AIM OF THE EXERCISE: Copy each line below in which the string "height" occurs.

DATA FOR PROCESSING:
-------------------------
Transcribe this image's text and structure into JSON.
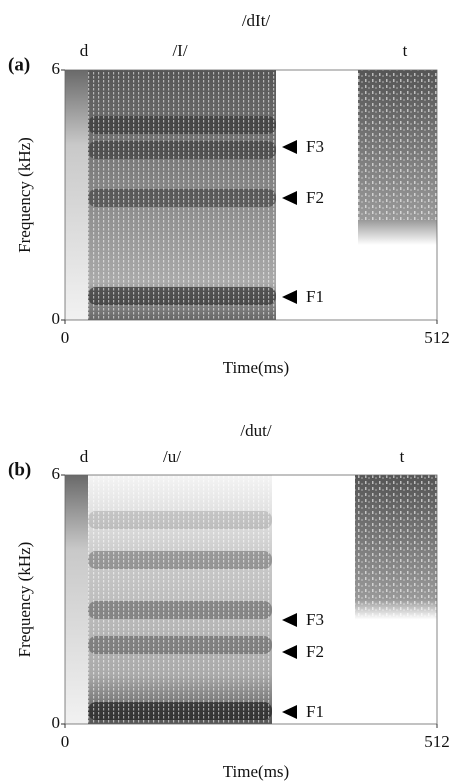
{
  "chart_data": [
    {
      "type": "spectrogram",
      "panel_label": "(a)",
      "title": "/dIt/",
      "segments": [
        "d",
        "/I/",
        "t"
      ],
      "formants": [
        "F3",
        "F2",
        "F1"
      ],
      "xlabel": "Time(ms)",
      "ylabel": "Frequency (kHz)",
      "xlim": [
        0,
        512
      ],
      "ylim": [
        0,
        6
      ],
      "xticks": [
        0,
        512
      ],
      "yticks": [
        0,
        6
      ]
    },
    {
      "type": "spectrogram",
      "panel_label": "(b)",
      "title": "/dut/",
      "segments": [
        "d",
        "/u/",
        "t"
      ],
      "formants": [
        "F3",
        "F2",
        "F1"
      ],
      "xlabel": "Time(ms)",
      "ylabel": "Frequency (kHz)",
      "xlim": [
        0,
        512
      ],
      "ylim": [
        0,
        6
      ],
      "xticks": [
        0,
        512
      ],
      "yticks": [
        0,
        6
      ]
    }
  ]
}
-------------------------
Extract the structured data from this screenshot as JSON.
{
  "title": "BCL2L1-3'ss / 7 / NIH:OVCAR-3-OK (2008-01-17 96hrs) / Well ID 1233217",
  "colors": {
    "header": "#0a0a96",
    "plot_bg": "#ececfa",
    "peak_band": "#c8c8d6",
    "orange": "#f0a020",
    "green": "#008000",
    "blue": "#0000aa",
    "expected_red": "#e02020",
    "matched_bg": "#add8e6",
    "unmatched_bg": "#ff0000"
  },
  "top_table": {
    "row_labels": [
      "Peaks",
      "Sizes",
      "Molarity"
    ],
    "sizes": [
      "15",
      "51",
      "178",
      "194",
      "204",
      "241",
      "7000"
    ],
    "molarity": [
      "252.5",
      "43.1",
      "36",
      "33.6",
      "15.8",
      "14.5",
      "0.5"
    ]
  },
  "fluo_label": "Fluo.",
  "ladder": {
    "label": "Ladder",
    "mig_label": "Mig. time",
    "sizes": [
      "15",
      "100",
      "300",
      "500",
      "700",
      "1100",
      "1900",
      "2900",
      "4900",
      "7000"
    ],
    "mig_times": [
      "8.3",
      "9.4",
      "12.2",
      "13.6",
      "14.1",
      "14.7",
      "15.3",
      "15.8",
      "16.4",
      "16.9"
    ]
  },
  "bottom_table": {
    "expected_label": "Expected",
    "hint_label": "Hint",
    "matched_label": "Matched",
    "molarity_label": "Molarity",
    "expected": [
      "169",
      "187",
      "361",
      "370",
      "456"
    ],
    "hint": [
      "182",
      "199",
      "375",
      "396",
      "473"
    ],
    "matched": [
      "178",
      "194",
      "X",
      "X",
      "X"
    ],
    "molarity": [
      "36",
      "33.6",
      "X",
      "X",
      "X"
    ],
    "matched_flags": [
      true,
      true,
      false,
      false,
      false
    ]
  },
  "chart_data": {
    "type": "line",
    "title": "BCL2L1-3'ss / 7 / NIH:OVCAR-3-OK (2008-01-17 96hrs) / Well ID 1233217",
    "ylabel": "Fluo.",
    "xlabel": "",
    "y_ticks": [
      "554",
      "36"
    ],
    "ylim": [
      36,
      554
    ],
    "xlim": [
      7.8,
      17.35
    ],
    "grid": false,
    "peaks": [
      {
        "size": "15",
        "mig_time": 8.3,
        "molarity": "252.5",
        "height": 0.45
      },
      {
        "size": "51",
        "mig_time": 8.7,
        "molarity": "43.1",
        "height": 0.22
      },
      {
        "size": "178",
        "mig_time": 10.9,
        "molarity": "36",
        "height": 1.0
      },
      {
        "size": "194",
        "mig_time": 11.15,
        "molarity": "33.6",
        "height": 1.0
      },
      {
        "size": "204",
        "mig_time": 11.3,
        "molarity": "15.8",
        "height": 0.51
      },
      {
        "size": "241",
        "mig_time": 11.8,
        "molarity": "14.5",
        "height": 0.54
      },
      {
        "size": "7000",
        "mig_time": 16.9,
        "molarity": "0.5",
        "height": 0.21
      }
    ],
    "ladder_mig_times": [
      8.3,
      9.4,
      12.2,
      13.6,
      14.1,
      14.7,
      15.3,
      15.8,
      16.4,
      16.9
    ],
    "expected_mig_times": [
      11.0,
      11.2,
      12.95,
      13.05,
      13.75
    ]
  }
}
-------------------------
EXERCISE ANSWER:
        "height": 0.45
        "height": 0.22
        "height": 1.0
        "height": 1.0
        "height": 0.51
        "height": 0.54
        "height": 0.21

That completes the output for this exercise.